■ **Directive**
Your task is to gather the lines below that hold the string "andre".

━━━━━━━━━━━━━━━━━━━━

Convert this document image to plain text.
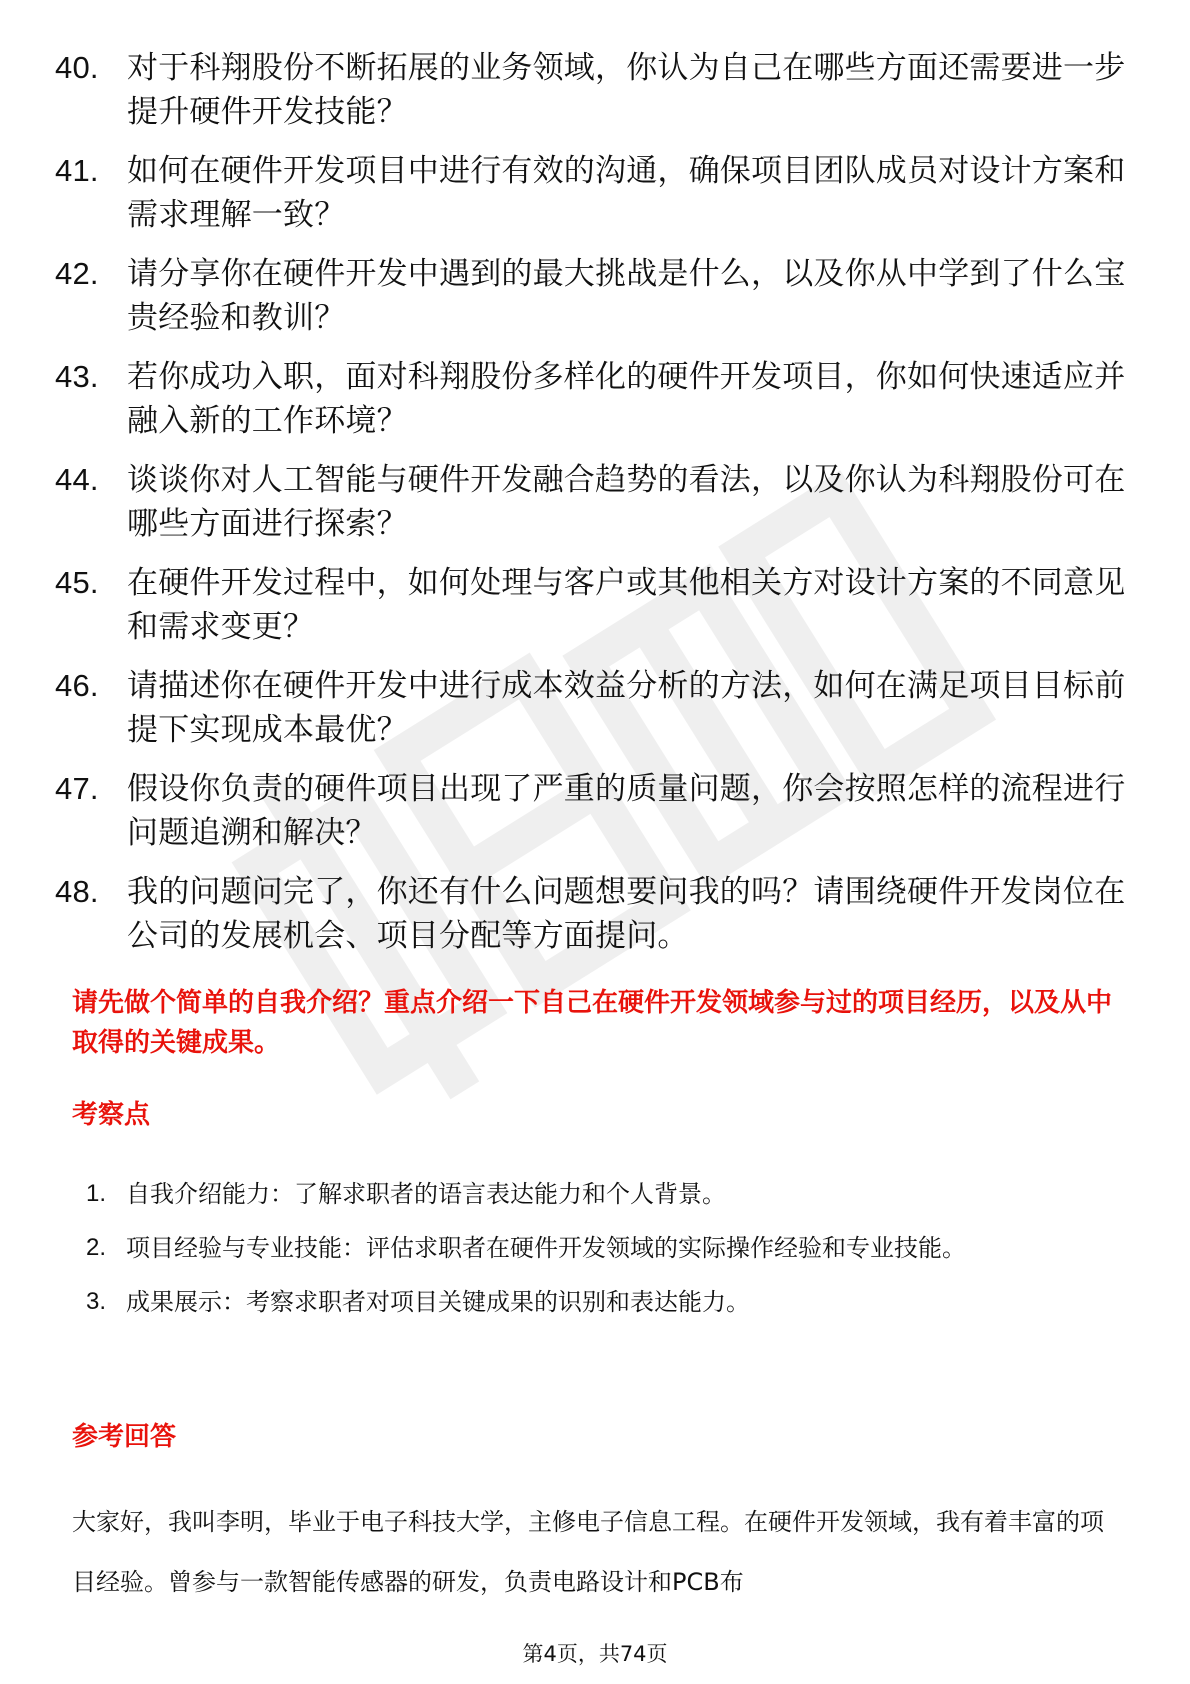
40. 对于科翔股份不断拓展的业务领域，你认为自己在哪些方面还需要进一步提升硬件开发技能？
41. 如何在硬件开发项目中进行有效的沟通，确保项目团队成员对设计方案和需求理解一致？
42. 请分享你在硬件开发中遇到的最大挑战是什么，以及你从中学到了什么宝贵经验和教训？
43. 若你成功入职，面对科翔股份多样化的硬件开发项目，你如何快速适应并融入新的工作环境？
44. 谈谈你对人工智能与硬件开发融合趋势的看法，以及你认为科翔股份可在哪些方面进行探索？
45. 在硬件开发过程中，如何处理与客户或其他相关方对设计方案的不同意见和需求变更？
46. 请描述你在硬件开发中进行成本效益分析的方法，如何在满足项目目标前提下实现成本最优？
47. 假设你负责的硬件项目出现了严重的质量问题，你会按照怎样的流程进行问题追溯和解决？
48. 我的问题问完了，你还有什么问题想要问我的吗？请围绕硬件开发岗位在公司的发展机会、项目分配等方面提问。

请先做个简单的自我介绍？重点介绍一下自己在硬件开发领域参与过的项目经历，以及从中取得的关键成果。

考察点
1. 自我介绍能力：了解求职者的语言表达能力和个人背景。
2. 项目经验与专业技能：评估求职者在硬件开发领域的实际操作经验和专业技能。
3. 成果展示：考察求职者对项目关键成果的识别和表达能力。
参考回答

大家好，我叫李明，毕业于电子科技大学，主修电子信息工程。在硬件开发领域，我有着丰富的项目经验。曾参与一款智能传感器的研发，负责电路设计和PCB布

第4页，共74页
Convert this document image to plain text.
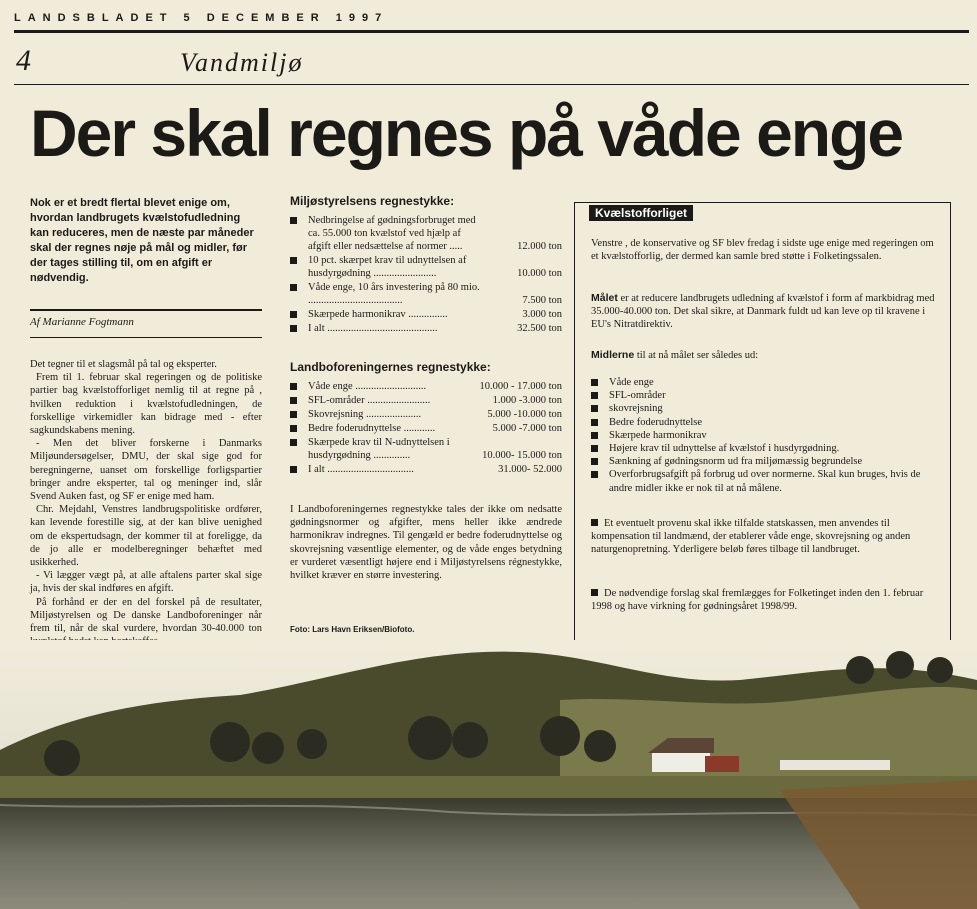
LANDSBLADET 5 DECEMBER 1997
4	Vandmiljø
Der skal regnes på våde enge

Nok er et bredt flertal blevet enige om, hvordan landbrugets kvælstofudledning kan reduceres, men de næste par måneder skal der regnes nøje på mål og midler, før der tages stilling til, om en afgift er nødvendig.

Af Marianne Fogtmann

Det tegner til et slagsmål på tal og eksperter.

Frem til 1. februar skal regeringen og de politiske partier bag kvælstofforliget nemlig til at regne på , hvilken reduktion i kvælstofudledningen, de forskellige virkemidler kan bidrage med - efter sagkundskabens mening.

- Men det bliver forskerne i Danmarks Miljøundersøgelser, DMU, der skal sige god for beregningerne, uanset om forskellige forligspartier bringer andre eksperter, tal og meninger ind, slår Svend Auken fast, og SF er enige med ham.

Chr. Mejdahl, Venstres landbrugspolitiske ordfører, kan levende forestille sig, at der kan blive uenighed om de ekspertudsagn, der kommer til at foreligge, da de jo alle er modelberegninger behæftet med usikkerhed.

- Vi lægger vægt på, at alle aftalens parter skal sige ja, hvis der skal indføres en afgift.

På forhånd er der en del forskel på de resultater, Miljøstyrelsen og De danske Landboforeninger når frem til, når de skal vurdere, hvordan 30-40.000 ton

Miljøstyrelsens regnestykke:
Nedbringelse af gødningsforbruget med ca. 55.000 ton kvælstof ved hjælp af afgift eller nedsættelse af normer .....	12.000 ton
10 pct. skærpet krav til udnyttelsen af husdyrgødning ........................	10.000 ton
Våde enge, 10 års investering på 80 mio. ....................................	7.500 ton
Skærpede harmonikrav ...............	3.000 ton
I alt ..........................................	32.500 ton
Landboforeningernes regnestykke:
Våde enge ...........................	10.000 - 17.000 ton
SFL-områder ........................	1.000 -3.000 ton
Skovrejsning .....................	5.000 -10.000 ton
Bedre foderudnyttelse ............	5.000 -7.000 ton
Skærpede krav til N-udnyttelsen i husdyrgødning ..............	10.000- 15.000 ton
I alt .................................	31.000- 52.000

I Landboforeningernes regnestykke tales der ikke om nedsatte gødningsnormer og afgifter, mens heller ikke ændrede harmonikrav indregnes. Til gengæld er bedre foderudnyttelse og skovrejsning væsentlige elementer, og de våde enges betydning er vurderet væsentligt højere end i Miljøstyrelsens régnestykke, hvilket kræver en større investering.

Foto: Lars Havn Eriksen/Biofoto.
Kvælstofforliget

Venstre , de konservative og SF blev fredag i sidste uge enige med regeringen om et kvælstofforlig, der dermed kan samle bred støtte i Folketingssalen.

Målet er at reducere landbrugets udledning af kvælstof i form af markbidrag med 35.000-40.000 ton. Det skal sikre, at Danmark fuldt ud kan leve op til kravene i EU's Nitratdirektiv.

Midlerne til at nå målet ser således ud:

Våde enge
SFL-områder
skovrejsning
Bedre foderudnyttelse
Skærpede harmonikrav
Højere krav til udnyttelse af kvælstof i husdyrgødning.
Sænkning af gødningsnorm ud fra miljømæssig begrundelse
Overforbrugsafgift på forbrug ud over normerne. Skal kun bruges, hvis de andre midler ikke er nok til at nå målene.

Et eventuelt provenu skal ikke tilfalde statskassen, men anvendes til kompensation til landmænd, der etablerer våde enge, skovrejsning og anden naturgenopretning. Yderligere beløb føres tilbage til landbruget.

De nødvendige forslag skal fremlægges for Folketinget inden den 1. februar 1998 og have virkning for gødningsåret 1998/99.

━━━━━━━━━━━━━━━━━━━━

■ **Expected output**
- Men det bliver forskerne i Danmarks Miljøundersøgelser, DMU, der skal sige god for beregningerne, uanset om forskellige forligspartier bringer andre eksperter, tal og meninger ind, slår Svend Auken fast, og SF er enige med ham.
Overforbrugsafgift på forbrug ud over normerne. Skal kun bruges, hvis de andre midler ikke er nok til at nå målene.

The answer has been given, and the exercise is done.